→ **Source records**
*-*-*
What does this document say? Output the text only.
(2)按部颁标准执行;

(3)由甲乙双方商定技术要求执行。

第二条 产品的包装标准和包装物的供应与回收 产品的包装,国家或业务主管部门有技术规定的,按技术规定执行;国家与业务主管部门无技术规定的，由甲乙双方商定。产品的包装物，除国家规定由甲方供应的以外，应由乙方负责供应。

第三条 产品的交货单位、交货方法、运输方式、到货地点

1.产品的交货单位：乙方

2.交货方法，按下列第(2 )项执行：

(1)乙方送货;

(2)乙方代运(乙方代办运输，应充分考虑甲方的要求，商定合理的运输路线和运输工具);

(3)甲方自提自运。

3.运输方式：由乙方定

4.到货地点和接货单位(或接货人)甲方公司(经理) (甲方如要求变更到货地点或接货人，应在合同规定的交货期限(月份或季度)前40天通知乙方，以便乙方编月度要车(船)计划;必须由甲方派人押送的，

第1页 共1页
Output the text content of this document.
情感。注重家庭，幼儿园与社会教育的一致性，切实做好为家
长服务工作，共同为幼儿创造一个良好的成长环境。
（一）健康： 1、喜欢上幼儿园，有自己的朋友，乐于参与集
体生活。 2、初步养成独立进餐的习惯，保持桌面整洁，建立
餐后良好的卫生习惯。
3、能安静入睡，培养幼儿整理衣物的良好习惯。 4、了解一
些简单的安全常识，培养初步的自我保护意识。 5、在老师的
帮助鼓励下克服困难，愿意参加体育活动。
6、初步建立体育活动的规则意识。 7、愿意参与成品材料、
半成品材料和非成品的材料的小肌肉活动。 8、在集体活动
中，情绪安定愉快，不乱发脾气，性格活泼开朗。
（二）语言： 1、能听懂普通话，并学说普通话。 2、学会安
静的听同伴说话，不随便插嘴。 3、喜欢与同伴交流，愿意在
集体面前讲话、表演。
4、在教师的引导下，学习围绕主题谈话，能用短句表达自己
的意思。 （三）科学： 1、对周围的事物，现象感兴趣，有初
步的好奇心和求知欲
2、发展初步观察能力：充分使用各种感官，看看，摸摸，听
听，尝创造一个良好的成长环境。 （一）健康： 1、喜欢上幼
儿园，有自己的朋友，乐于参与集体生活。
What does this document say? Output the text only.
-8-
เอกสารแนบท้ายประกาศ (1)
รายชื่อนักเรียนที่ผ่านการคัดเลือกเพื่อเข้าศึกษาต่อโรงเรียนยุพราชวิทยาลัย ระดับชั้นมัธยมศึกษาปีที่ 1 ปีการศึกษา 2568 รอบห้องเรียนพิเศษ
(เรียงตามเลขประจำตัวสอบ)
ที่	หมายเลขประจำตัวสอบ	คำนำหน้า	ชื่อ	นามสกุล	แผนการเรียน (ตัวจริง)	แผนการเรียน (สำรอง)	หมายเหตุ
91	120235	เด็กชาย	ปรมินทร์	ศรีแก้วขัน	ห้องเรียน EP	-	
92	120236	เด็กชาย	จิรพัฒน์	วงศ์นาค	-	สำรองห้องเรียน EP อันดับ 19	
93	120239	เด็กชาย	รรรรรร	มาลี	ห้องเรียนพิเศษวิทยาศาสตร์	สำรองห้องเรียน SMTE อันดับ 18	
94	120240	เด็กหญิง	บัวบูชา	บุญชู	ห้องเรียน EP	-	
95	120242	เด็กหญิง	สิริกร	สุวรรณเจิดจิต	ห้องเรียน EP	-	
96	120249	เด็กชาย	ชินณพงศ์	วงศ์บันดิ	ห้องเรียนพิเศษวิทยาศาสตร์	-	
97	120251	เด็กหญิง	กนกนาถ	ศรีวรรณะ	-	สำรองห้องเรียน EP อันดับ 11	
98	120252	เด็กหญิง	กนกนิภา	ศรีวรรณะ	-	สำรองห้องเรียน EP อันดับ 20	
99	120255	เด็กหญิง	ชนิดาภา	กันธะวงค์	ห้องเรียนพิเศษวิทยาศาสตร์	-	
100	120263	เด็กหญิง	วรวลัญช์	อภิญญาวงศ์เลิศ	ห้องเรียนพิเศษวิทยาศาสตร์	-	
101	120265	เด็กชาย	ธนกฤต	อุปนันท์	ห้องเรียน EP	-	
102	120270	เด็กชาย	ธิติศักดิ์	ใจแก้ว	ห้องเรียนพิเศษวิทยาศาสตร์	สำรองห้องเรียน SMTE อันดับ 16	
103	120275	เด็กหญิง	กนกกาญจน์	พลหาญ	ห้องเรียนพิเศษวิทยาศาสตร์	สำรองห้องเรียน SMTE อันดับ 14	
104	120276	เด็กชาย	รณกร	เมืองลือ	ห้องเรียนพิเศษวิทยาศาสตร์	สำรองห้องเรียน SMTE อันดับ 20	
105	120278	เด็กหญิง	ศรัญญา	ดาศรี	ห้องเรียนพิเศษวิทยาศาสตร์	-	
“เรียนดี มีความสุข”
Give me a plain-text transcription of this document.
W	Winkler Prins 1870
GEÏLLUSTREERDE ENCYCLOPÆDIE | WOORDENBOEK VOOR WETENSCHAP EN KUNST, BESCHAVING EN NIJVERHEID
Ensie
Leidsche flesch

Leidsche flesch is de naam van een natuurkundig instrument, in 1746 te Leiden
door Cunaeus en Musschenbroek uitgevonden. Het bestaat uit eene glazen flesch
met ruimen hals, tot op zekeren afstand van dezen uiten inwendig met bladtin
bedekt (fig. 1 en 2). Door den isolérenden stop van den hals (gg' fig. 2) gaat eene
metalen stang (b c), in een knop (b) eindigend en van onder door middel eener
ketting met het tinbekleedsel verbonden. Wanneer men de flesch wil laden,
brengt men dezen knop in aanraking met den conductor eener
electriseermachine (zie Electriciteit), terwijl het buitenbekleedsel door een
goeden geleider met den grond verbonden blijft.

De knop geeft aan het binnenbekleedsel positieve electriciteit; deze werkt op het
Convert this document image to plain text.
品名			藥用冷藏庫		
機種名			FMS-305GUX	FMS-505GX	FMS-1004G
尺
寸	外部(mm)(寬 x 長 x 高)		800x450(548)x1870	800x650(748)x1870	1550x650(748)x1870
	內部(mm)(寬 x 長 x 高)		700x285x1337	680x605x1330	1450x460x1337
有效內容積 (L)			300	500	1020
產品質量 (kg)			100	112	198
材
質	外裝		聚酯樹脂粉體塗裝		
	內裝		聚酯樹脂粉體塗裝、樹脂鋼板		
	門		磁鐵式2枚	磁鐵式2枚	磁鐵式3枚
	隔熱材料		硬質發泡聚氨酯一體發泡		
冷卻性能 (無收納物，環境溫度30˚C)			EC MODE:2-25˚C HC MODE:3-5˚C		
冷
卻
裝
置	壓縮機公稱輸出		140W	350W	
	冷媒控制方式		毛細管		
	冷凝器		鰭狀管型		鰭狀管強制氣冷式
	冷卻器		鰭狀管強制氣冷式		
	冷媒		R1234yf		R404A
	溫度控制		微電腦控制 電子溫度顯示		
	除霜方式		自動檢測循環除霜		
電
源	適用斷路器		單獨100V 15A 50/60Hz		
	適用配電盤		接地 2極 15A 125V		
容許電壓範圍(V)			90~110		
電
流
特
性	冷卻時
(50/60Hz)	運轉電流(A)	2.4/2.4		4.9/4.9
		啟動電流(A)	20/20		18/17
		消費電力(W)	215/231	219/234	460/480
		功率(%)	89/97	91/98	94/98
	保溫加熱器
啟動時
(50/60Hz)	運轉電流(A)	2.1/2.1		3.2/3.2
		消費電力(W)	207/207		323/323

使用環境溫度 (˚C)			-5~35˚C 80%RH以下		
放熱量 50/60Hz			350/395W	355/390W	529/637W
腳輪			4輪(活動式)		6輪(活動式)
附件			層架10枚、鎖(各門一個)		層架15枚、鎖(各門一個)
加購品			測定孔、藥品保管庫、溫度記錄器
*-*-*
→ **WHAT THIS TASK INVOLVES**
State, as a bare number, how many lines of the listing hold the word "有自己的朋友".

→ **WORKED SOLUTION**
2